#### Given entries
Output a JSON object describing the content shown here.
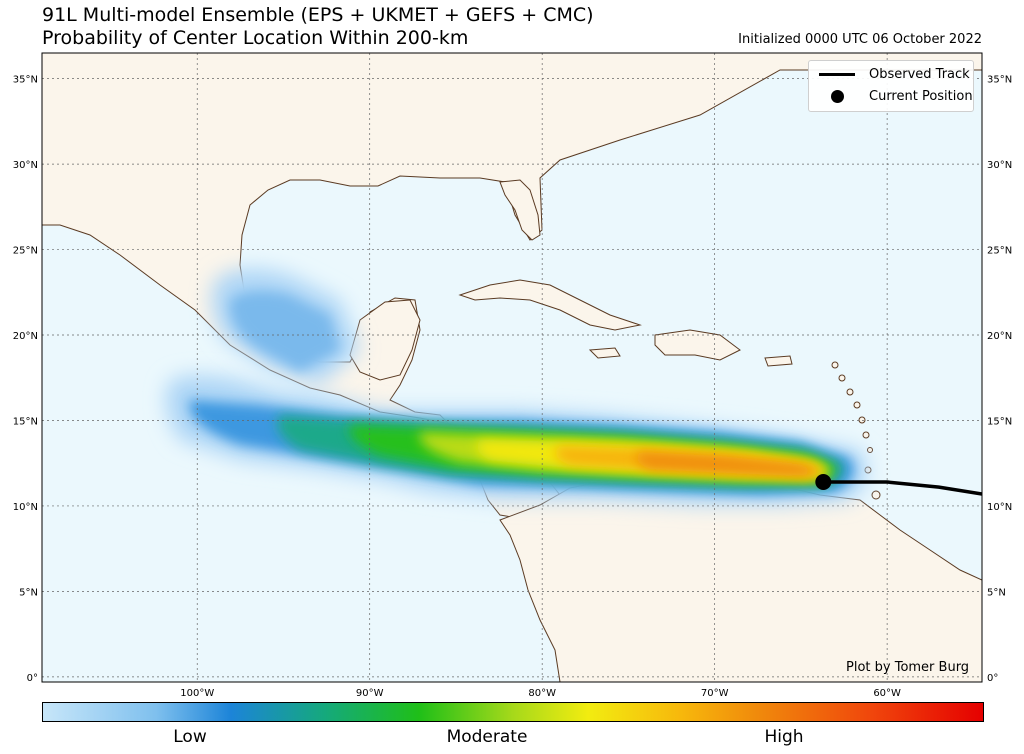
{
  "title": {
    "line1": "91L Multi-model Ensemble (EPS + UKMET + GEFS + CMC)",
    "line2": "Probability of Center Location Within 200-km"
  },
  "initialized": "Initialized 0000 UTC 06 October 2022",
  "credit": "Plot by Tomer Burg",
  "legend": {
    "observed_track": "Observed Track",
    "current_position": "Current Position"
  },
  "colorbar": {
    "labels": [
      "Low",
      "Moderate",
      "High"
    ]
  },
  "axes": {
    "lat_labels": [
      "35°N",
      "30°N",
      "25°N",
      "20°N",
      "15°N",
      "10°N",
      "5°N",
      "0°"
    ],
    "lat_values": [
      35,
      30,
      25,
      20,
      15,
      10,
      5,
      0
    ],
    "lon_labels": [
      "100°W",
      "90°W",
      "80°W",
      "70°W",
      "60°W"
    ],
    "lon_values": [
      -100,
      -90,
      -80,
      -70,
      -60
    ],
    "lon_range": [
      -109,
      -54.5
    ],
    "lat_range": [
      -0.3,
      36.5
    ]
  },
  "colors": {
    "ocean": "#ebf8fd",
    "land": "#fbf5eb",
    "coast": "#5a3a22",
    "track": "#000000"
  },
  "current_position": {
    "lon": -63.7,
    "lat": 11.4
  },
  "observed_track": [
    [
      -54.5,
      10.7
    ],
    [
      -57,
      11.1
    ],
    [
      -60,
      11.4
    ],
    [
      -63.7,
      11.4
    ]
  ]
}
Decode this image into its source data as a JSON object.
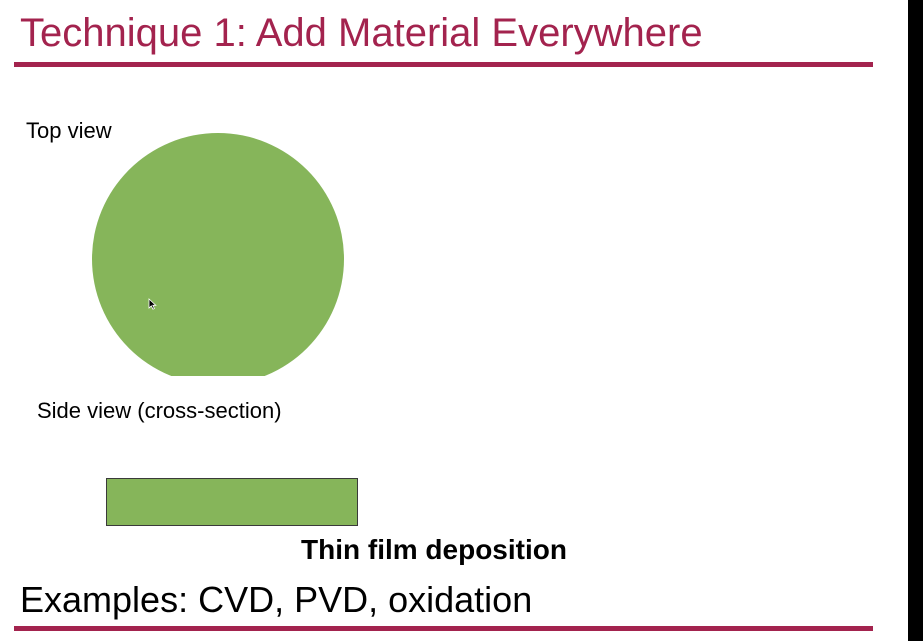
{
  "slide": {
    "title": "Technique 1:  Add Material Everywhere",
    "top_view_label": "Top view",
    "side_view_label": "Side view (cross-section)",
    "caption": "Thin film deposition",
    "examples": "Examples: CVD, PVD, oxidation"
  },
  "colors": {
    "accent": "#a3234e",
    "material": "#86b55a",
    "outline": "#3a3a3a",
    "background": "#ffffff",
    "edge_bar": "#000000"
  },
  "icons": {
    "cursor": "mouse-pointer-icon"
  }
}
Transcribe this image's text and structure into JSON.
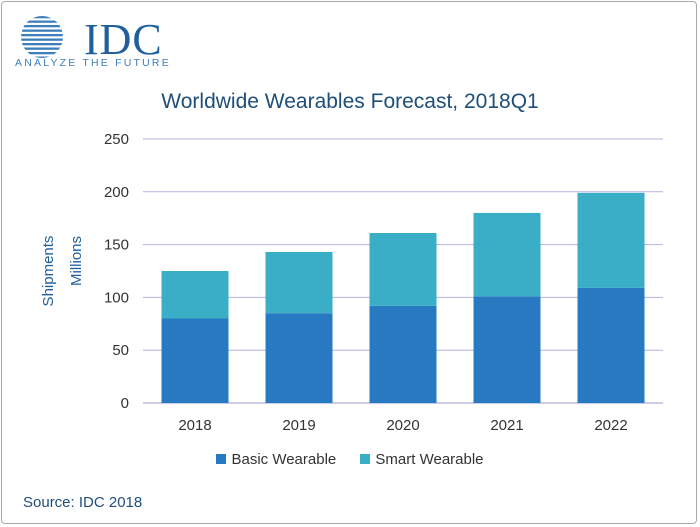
{
  "logo": {
    "name": "IDC",
    "tagline": "ANALYZE THE FUTURE"
  },
  "source": "Source: IDC 2018",
  "colors": {
    "basic": "#2779c2",
    "smart": "#39aec6",
    "grid": "#b4b4dc",
    "brand": "#1f5f9d"
  },
  "chart_data": {
    "type": "bar",
    "stacked": true,
    "title": "Worldwide Wearables Forecast, 2018Q1",
    "xlabel": "",
    "ylabel": [
      "Shipments",
      "Millions"
    ],
    "ylim": [
      0,
      250
    ],
    "yticks": [
      0,
      50,
      100,
      150,
      200,
      250
    ],
    "grid": true,
    "legend_position": "bottom",
    "categories": [
      "2018",
      "2019",
      "2020",
      "2021",
      "2022"
    ],
    "series": [
      {
        "name": "Basic Wearable",
        "values": [
          80,
          85,
          92,
          101,
          109
        ]
      },
      {
        "name": "Smart Wearable",
        "values": [
          45,
          58,
          69,
          79,
          90
        ]
      }
    ]
  }
}
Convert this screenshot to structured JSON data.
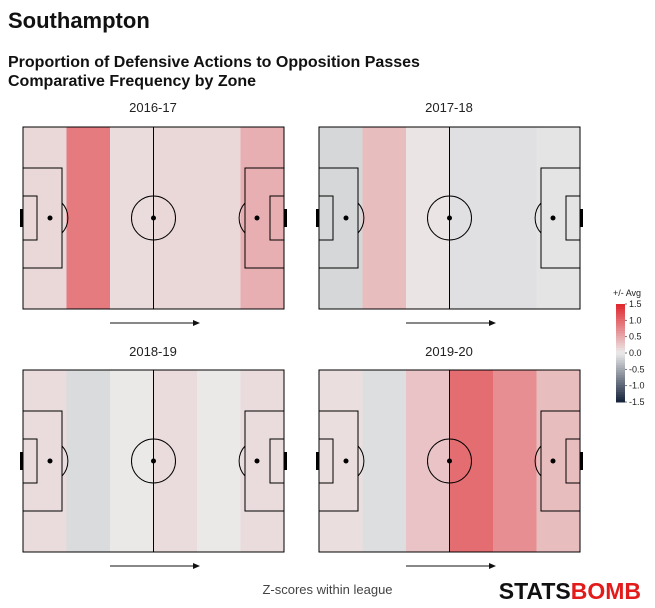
{
  "title": "Southampton",
  "subtitle_line1": "Proportion of Defensive Actions to Opposition Passes",
  "subtitle_line2": "Comparative Frequency by Zone",
  "caption": "Z-scores within league",
  "brand": {
    "part1": "STATS",
    "part2": "BOMB"
  },
  "colors": {
    "positive": "#e0242c",
    "neutral": "#ebebeb",
    "negative": "#14223a",
    "lines": "#000000"
  },
  "chart_data": {
    "type": "heatmap",
    "colorbar": {
      "title": "+/- Avg",
      "range": [
        -1.5,
        1.5
      ],
      "ticks": [
        "1.5",
        "1.0",
        "0.5",
        "0.0",
        "-0.5",
        "-1.0",
        "-1.5"
      ]
    },
    "panels": [
      {
        "title": "2016-17",
        "zones": [
          0.15,
          0.85,
          0.12,
          0.15,
          0.15,
          0.45
        ]
      },
      {
        "title": "2017-18",
        "zones": [
          -0.15,
          0.35,
          0.05,
          -0.08,
          -0.08,
          -0.05
        ]
      },
      {
        "title": "2018-19",
        "zones": [
          0.12,
          -0.12,
          0.02,
          0.12,
          0.02,
          0.12
        ]
      },
      {
        "title": "2019-20",
        "zones": [
          0.1,
          -0.1,
          0.3,
          0.95,
          0.7,
          0.35
        ]
      }
    ]
  }
}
########
__Your goal__:
Every record above should come back exactly, but without its pictures.

__Finished task__:
Output a JSON object describing the content shown here.
{
  "title": {
    "line1": "91L Multi-model Ensemble (EPS + UKMET + GEFS + CMC)",
    "line2": "Probability of Center Location Within 200-km"
  },
  "initialized": "Initialized 0000 UTC 06 October 2022",
  "credit": "Plot by Tomer Burg",
  "legend": {
    "observed_track": "Observed Track",
    "current_position": "Current Position"
  },
  "colorbar": {
    "labels": [
      "Low",
      "Moderate",
      "High"
    ]
  },
  "axes": {
    "lat_labels": [
      "35°N",
      "30°N",
      "25°N",
      "20°N",
      "15°N",
      "10°N",
      "5°N",
      "0°"
    ],
    "lat_values": [
      35,
      30,
      25,
      20,
      15,
      10,
      5,
      0
    ],
    "lon_labels": [
      "100°W",
      "90°W",
      "80°W",
      "70°W",
      "60°W"
    ],
    "lon_values": [
      -100,
      -90,
      -80,
      -70,
      -60
    ],
    "lon_range": [
      -109,
      -54.5
    ],
    "lat_range": [
      -0.3,
      36.5
    ]
  },
  "colors": {
    "ocean": "#ebf8fd",
    "land": "#fbf5eb",
    "coast": "#5a3a22",
    "track": "#000000"
  },
  "current_position": {
    "lon": -63.7,
    "lat": 11.4
  },
  "observed_track": [
    [
      -54.5,
      10.7
    ],
    [
      -57,
      11.1
    ],
    [
      -60,
      11.4
    ],
    [
      -63.7,
      11.4
    ]
  ]
}
Decode this image into its source data as a JSON object.
{
  "slide": {
    "title": "Technique 1:  Add Material Everywhere",
    "top_view_label": "Top view",
    "side_view_label": "Side view (cross-section)",
    "caption": "Thin film deposition",
    "examples": "Examples: CVD, PVD, oxidation"
  },
  "colors": {
    "accent": "#a3234e",
    "material": "#86b55a",
    "outline": "#3a3a3a",
    "background": "#ffffff",
    "edge_bar": "#000000"
  },
  "icons": {
    "cursor": "mouse-pointer-icon"
  }
}
Transcribe this image's text and structure into JSON.
{
  "logo": {
    "name": "IDC",
    "tagline": "ANALYZE THE FUTURE"
  },
  "source": "Source: IDC 2018",
  "colors": {
    "basic": "#2779c2",
    "smart": "#39aec6",
    "grid": "#b4b4dc",
    "brand": "#1f5f9d"
  },
  "chart_data": {
    "type": "bar",
    "stacked": true,
    "title": "Worldwide Wearables Forecast, 2018Q1",
    "xlabel": "",
    "ylabel": [
      "Shipments",
      "Millions"
    ],
    "ylim": [
      0,
      250
    ],
    "yticks": [
      0,
      50,
      100,
      150,
      200,
      250
    ],
    "grid": true,
    "legend_position": "bottom",
    "categories": [
      "2018",
      "2019",
      "2020",
      "2021",
      "2022"
    ],
    "series": [
      {
        "name": "Basic Wearable",
        "values": [
          80,
          85,
          92,
          101,
          109
        ]
      },
      {
        "name": "Smart Wearable",
        "values": [
          45,
          58,
          69,
          79,
          90
        ]
      }
    ]
  }
}
Convert this screenshot to structured JSON data.
{
  "title": "Southampton",
  "subtitle_line1": "Proportion of Defensive Actions to Opposition Passes",
  "subtitle_line2": "Comparative Frequency by Zone",
  "caption": "Z-scores within league",
  "brand": {
    "part1": "STATS",
    "part2": "BOMB"
  },
  "colors": {
    "positive": "#e0242c",
    "neutral": "#ebebeb",
    "negative": "#14223a",
    "lines": "#000000"
  },
  "chart_data": {
    "type": "heatmap",
    "colorbar": {
      "title": "+/- Avg",
      "range": [
        -1.5,
        1.5
      ],
      "ticks": [
        "1.5",
        "1.0",
        "0.5",
        "0.0",
        "-0.5",
        "-1.0",
        "-1.5"
      ]
    },
    "panels": [
      {
        "title": "2016-17",
        "zones": [
          0.15,
          0.85,
          0.12,
          0.15,
          0.15,
          0.45
        ]
      },
      {
        "title": "2017-18",
        "zones": [
          -0.15,
          0.35,
          0.05,
          -0.08,
          -0.08,
          -0.05
        ]
      },
      {
        "title": "2018-19",
        "zones": [
          0.12,
          -0.12,
          0.02,
          0.12,
          0.02,
          0.12
        ]
      },
      {
        "title": "2019-20",
        "zones": [
          0.1,
          -0.1,
          0.3,
          0.95,
          0.7,
          0.35
        ]
      }
    ]
  }
}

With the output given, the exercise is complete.